Your objective
Determine the count of lines holding "China" and give that count alone.

═══ Data in this exercise ═══

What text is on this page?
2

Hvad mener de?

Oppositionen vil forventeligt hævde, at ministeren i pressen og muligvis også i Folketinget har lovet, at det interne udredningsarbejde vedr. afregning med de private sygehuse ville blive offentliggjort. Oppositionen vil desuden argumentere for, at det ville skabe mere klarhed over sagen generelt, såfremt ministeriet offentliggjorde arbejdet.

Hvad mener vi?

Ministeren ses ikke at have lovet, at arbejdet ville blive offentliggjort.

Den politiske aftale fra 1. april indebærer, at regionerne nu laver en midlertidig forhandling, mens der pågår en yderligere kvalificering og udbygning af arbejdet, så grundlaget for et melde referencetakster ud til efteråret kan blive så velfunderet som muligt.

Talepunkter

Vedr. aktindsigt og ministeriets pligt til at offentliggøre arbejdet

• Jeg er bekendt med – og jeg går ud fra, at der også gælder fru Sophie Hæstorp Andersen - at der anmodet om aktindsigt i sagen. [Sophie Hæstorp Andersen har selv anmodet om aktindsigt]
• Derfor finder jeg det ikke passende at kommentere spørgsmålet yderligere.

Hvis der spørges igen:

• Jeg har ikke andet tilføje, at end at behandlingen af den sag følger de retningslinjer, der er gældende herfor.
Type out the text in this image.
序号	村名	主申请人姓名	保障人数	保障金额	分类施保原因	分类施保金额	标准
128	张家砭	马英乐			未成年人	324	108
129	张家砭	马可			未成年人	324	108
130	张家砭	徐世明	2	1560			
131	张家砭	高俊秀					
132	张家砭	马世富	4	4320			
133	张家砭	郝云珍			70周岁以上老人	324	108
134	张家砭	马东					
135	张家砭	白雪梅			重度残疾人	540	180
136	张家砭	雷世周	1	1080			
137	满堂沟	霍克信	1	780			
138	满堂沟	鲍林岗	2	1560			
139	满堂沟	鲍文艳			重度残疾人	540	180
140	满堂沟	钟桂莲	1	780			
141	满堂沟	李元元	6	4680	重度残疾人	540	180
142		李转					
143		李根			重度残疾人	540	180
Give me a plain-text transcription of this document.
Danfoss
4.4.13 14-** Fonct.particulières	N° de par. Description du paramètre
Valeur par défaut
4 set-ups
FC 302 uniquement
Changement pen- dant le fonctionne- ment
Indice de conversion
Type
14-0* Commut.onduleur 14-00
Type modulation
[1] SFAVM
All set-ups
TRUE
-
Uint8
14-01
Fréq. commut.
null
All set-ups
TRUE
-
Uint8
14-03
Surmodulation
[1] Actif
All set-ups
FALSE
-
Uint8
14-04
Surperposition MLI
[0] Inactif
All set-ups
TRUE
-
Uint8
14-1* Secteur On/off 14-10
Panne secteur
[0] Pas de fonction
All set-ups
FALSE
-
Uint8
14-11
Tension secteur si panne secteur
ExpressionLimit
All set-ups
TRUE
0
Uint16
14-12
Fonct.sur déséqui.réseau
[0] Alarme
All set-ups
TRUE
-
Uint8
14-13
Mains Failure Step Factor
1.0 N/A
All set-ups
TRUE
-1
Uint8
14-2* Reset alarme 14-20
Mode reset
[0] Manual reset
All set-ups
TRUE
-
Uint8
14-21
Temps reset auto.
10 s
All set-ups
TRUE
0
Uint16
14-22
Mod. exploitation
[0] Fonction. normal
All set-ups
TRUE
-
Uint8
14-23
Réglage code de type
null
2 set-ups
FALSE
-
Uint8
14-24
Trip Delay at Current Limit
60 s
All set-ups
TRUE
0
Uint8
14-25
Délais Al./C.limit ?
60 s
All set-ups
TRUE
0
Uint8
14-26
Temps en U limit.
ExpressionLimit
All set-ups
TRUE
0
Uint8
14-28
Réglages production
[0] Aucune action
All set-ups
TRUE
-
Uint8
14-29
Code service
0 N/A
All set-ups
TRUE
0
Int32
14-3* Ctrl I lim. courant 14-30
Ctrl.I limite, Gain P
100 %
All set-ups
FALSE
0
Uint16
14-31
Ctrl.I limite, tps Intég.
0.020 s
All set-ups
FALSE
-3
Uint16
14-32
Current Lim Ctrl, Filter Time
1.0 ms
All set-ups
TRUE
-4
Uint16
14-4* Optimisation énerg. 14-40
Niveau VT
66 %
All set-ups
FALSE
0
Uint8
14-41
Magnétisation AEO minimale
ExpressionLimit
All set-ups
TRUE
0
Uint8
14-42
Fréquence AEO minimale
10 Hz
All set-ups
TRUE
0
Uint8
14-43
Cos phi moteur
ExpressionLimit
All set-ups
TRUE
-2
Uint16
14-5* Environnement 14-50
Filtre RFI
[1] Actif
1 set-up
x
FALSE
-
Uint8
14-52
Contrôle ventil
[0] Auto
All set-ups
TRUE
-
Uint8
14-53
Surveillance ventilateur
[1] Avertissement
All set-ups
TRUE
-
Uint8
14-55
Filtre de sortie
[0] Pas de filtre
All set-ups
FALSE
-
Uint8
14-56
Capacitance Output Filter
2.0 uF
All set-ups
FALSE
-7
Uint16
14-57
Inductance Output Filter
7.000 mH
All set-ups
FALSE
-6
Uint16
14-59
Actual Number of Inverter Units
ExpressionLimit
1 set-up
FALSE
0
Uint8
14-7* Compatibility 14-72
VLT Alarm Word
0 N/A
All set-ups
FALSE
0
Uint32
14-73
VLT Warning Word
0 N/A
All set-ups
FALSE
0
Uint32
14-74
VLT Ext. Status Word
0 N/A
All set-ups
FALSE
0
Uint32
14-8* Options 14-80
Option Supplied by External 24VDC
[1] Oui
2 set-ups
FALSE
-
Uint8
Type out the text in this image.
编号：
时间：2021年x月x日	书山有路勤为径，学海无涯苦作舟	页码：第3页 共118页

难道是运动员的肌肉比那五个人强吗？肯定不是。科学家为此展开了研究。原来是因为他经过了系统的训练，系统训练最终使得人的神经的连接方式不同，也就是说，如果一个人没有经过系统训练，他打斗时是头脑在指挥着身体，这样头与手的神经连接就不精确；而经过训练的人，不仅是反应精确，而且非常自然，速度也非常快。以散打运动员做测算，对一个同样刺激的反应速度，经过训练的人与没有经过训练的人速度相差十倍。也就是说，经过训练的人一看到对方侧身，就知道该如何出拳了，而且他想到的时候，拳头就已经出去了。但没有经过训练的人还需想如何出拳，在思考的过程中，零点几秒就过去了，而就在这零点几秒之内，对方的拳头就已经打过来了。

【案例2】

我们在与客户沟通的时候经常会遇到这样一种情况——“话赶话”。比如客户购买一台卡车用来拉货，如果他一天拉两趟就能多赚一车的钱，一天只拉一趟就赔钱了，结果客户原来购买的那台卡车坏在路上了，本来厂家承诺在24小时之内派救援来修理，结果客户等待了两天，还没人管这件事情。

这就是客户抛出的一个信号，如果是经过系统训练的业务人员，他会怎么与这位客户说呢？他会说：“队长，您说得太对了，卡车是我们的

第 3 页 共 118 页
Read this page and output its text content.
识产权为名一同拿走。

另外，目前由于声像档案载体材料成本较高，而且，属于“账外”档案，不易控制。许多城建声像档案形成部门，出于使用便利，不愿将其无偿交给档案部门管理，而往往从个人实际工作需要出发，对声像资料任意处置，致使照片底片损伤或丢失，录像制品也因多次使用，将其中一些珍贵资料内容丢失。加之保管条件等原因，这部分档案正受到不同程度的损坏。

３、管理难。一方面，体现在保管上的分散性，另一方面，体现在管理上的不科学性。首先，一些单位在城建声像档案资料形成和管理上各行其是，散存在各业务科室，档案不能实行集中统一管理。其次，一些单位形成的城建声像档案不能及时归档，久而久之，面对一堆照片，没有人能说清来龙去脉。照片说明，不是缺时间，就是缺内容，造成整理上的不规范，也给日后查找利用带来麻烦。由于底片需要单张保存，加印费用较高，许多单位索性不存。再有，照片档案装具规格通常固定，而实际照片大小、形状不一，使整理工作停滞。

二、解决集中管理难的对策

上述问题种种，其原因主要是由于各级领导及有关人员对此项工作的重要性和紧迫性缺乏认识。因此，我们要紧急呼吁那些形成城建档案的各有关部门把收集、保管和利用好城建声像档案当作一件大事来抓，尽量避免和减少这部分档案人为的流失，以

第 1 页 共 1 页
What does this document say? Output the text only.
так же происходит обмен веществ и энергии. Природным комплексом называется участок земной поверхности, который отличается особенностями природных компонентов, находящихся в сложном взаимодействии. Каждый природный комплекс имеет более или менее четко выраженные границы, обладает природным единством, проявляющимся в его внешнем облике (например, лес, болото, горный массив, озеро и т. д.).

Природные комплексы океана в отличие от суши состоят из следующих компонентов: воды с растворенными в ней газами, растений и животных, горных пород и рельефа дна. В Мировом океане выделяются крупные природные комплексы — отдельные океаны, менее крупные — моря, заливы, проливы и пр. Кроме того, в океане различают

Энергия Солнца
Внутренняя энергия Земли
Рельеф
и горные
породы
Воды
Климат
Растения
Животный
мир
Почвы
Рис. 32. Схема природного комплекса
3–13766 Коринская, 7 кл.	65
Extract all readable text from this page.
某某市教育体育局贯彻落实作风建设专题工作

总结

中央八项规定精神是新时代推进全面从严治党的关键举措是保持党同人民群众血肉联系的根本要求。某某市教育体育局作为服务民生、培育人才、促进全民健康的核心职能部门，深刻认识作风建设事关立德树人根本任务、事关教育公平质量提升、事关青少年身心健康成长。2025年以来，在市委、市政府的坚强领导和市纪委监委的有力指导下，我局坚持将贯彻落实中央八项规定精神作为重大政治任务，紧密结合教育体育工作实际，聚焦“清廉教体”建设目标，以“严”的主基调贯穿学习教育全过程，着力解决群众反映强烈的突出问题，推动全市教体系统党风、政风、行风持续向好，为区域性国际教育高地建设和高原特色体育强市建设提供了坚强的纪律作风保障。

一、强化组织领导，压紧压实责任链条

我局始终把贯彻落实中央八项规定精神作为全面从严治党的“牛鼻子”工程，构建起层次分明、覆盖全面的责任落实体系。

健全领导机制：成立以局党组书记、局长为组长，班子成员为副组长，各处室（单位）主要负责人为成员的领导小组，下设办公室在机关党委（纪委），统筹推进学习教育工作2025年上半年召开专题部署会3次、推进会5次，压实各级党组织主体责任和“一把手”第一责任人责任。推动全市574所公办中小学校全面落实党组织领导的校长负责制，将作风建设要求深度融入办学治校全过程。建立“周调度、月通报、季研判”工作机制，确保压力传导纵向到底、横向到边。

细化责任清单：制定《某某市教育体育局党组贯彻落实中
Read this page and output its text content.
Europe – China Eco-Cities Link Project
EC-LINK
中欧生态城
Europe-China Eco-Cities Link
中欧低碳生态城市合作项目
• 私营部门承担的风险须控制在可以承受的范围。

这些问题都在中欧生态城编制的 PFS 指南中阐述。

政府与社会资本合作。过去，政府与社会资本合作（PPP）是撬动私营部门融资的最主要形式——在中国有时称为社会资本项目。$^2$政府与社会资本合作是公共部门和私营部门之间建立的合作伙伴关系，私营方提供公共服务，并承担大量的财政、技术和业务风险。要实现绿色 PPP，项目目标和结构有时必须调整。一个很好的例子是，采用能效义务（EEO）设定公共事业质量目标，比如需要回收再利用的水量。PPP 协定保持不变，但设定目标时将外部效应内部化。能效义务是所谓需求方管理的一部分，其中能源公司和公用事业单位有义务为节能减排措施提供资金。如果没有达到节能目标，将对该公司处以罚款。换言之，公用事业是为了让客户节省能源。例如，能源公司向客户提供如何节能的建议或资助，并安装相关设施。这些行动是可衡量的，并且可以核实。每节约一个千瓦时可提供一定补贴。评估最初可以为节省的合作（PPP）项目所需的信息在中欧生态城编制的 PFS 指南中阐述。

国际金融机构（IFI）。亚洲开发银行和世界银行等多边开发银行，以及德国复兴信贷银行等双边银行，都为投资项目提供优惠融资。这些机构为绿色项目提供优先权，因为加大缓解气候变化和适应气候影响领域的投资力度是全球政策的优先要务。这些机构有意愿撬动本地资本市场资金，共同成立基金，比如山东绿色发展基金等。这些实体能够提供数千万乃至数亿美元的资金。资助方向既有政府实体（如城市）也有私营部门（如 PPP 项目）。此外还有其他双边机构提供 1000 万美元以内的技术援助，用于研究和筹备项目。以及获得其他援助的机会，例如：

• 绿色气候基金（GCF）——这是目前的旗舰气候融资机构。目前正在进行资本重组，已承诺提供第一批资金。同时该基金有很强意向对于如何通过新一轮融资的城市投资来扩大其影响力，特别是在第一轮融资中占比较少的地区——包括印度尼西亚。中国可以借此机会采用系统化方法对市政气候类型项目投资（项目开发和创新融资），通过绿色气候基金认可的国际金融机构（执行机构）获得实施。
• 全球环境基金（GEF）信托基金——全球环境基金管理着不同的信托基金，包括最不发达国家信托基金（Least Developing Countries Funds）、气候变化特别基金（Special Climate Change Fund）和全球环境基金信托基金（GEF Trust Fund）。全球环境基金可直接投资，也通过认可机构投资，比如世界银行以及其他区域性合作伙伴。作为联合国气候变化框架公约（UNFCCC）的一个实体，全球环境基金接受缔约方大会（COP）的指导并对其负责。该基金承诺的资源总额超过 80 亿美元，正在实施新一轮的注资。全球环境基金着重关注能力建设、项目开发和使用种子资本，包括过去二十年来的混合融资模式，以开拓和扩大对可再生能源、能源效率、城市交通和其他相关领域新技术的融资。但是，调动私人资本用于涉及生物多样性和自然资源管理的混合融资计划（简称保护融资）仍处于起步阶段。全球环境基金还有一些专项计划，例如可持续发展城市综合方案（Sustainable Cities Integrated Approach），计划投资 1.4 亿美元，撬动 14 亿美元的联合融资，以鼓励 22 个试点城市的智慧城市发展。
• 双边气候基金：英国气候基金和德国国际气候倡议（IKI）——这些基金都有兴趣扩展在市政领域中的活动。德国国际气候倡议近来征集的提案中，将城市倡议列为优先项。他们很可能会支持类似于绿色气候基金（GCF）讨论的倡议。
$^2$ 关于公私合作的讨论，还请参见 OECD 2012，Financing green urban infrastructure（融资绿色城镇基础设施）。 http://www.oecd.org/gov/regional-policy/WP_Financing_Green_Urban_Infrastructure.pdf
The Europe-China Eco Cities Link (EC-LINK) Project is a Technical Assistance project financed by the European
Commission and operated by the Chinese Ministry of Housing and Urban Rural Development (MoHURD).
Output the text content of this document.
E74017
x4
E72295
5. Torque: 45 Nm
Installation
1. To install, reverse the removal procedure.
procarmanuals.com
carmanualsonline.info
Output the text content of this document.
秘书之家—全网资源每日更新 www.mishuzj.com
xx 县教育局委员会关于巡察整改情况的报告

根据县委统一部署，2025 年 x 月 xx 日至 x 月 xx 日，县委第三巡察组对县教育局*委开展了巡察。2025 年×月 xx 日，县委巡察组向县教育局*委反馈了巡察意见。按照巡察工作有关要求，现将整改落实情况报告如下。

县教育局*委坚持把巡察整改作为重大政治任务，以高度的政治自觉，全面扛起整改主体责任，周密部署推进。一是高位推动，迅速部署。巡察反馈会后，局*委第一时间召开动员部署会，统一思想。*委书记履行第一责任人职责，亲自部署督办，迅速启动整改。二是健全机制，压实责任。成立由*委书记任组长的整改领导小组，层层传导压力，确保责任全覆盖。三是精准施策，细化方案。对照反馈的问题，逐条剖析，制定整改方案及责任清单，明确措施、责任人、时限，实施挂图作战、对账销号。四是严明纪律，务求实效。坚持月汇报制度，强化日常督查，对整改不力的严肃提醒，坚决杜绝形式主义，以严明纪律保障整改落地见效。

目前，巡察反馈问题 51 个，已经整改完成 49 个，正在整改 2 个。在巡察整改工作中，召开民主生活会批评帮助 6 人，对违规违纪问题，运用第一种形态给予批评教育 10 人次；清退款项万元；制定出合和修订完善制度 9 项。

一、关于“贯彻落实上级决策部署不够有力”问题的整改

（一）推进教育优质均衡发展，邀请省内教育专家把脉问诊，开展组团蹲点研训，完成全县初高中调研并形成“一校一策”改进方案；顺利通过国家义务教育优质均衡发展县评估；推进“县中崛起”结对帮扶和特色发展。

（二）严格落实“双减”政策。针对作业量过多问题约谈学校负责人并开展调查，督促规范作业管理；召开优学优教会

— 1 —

═══

Result of this exercise
3